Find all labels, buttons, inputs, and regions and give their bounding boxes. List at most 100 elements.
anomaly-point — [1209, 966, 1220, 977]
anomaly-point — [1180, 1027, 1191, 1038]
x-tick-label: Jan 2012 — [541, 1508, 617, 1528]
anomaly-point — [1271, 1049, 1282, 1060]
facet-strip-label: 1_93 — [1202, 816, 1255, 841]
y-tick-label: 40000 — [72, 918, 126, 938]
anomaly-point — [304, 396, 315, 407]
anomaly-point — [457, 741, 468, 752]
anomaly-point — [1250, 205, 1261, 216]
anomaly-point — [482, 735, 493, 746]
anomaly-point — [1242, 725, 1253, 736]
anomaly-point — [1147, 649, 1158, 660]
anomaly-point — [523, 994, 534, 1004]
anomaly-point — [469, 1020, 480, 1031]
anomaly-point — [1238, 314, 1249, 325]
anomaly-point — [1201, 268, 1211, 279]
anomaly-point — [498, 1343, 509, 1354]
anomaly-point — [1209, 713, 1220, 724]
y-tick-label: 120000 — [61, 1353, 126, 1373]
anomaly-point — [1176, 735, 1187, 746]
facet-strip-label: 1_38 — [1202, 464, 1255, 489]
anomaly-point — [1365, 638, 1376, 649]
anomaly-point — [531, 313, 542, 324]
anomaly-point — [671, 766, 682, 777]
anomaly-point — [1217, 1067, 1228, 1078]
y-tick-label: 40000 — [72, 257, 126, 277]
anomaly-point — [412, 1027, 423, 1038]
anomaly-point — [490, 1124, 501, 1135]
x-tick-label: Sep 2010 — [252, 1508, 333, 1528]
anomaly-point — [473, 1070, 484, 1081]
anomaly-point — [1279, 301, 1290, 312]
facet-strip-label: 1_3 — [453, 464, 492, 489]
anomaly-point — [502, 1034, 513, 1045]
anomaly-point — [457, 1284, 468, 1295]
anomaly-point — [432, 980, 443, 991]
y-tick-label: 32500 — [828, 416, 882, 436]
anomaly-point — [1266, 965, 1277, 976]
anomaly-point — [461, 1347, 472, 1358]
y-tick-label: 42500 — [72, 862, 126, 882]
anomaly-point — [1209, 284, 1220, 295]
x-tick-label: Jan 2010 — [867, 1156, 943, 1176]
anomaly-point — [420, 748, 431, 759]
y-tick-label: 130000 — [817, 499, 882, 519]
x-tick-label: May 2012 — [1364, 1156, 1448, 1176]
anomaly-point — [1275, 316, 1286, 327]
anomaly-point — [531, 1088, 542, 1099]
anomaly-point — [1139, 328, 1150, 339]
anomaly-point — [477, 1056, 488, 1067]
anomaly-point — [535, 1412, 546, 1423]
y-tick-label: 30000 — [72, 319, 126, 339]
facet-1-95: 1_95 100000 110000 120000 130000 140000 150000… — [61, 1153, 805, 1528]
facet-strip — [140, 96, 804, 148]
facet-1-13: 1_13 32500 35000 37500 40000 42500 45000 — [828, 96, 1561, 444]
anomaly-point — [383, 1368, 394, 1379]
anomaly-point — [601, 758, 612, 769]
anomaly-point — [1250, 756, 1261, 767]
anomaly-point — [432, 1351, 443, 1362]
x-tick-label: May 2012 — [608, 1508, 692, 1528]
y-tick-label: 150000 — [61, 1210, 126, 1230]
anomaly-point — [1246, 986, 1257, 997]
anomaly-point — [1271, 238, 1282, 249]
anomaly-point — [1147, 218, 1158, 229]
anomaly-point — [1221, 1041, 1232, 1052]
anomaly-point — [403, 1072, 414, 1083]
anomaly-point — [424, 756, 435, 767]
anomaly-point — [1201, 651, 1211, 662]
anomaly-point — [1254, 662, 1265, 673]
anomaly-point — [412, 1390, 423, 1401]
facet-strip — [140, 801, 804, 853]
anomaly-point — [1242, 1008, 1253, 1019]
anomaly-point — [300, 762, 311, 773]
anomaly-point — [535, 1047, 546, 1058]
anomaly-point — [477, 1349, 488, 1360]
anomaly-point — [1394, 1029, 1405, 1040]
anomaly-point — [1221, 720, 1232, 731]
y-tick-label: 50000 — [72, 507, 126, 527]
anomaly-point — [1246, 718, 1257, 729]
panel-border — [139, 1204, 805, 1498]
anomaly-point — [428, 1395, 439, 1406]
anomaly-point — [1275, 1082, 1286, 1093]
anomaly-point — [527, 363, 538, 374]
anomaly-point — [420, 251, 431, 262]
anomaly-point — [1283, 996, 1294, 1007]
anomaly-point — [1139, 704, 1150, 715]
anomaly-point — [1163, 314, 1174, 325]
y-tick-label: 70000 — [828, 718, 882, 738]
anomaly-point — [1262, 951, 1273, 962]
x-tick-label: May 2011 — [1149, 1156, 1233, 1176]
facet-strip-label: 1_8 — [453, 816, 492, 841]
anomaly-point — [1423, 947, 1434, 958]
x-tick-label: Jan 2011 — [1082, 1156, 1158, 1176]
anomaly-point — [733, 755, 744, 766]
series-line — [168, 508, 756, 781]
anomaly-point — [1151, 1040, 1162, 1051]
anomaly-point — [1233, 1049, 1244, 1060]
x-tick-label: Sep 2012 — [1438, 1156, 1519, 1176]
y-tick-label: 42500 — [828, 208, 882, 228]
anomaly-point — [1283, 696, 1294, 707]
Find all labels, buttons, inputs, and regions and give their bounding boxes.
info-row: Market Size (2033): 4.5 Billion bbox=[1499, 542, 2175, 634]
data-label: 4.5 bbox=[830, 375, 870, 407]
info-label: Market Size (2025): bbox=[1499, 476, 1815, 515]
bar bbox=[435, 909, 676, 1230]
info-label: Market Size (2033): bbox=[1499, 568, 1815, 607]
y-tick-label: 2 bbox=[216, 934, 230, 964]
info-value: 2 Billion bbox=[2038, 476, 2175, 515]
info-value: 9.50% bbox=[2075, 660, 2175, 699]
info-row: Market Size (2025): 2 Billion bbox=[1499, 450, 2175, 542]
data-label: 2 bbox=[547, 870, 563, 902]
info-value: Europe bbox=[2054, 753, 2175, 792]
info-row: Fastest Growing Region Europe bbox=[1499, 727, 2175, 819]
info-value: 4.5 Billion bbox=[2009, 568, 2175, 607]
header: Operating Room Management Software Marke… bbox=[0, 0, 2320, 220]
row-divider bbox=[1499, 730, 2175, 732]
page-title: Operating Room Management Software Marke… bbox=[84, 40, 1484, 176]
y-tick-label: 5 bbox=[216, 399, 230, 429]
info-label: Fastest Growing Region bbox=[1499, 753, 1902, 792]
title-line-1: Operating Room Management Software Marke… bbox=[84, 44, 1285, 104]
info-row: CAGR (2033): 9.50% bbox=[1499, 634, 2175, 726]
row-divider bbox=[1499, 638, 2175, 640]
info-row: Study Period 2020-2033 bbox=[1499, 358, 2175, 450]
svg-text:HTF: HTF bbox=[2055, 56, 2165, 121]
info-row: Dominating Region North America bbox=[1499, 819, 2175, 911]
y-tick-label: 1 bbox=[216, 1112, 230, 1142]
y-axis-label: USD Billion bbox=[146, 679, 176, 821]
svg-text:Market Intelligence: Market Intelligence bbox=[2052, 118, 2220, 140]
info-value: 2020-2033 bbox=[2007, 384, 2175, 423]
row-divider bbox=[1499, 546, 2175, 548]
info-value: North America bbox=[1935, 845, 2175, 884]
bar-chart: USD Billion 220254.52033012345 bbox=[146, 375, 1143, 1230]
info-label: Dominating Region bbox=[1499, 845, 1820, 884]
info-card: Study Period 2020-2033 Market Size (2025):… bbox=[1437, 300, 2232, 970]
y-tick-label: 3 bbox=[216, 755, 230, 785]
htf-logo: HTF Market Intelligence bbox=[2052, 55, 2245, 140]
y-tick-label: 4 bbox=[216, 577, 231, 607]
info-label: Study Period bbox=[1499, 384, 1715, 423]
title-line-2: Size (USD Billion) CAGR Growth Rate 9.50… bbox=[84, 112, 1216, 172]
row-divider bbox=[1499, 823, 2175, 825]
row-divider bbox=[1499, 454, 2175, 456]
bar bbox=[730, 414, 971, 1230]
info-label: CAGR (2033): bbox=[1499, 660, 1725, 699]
################
#### [EXERCISE]
Reproduce the data word for word, from its first line through the line that contains "anomaly-point — [1209, 713, 1220, 724]", including both of those lines.

#### [CORRECT OUTPUT]
Find all labels, buttons, inputs, and regions and give their bounding boxes. List at most 100 elements.
anomaly-point — [1209, 966, 1220, 977]
anomaly-point — [1180, 1027, 1191, 1038]
x-tick-label: Jan 2012 — [541, 1508, 617, 1528]
anomaly-point — [1271, 1049, 1282, 1060]
facet-strip-label: 1_93 — [1202, 816, 1255, 841]
y-tick-label: 40000 — [72, 918, 126, 938]
anomaly-point — [304, 396, 315, 407]
anomaly-point — [457, 741, 468, 752]
anomaly-point — [1250, 205, 1261, 216]
anomaly-point — [482, 735, 493, 746]
anomaly-point — [1242, 725, 1253, 736]
anomaly-point — [1147, 649, 1158, 660]
anomaly-point — [523, 994, 534, 1004]
anomaly-point — [469, 1020, 480, 1031]
anomaly-point — [1238, 314, 1249, 325]
anomaly-point — [1201, 268, 1211, 279]
anomaly-point — [498, 1343, 509, 1354]
anomaly-point — [1209, 713, 1220, 724]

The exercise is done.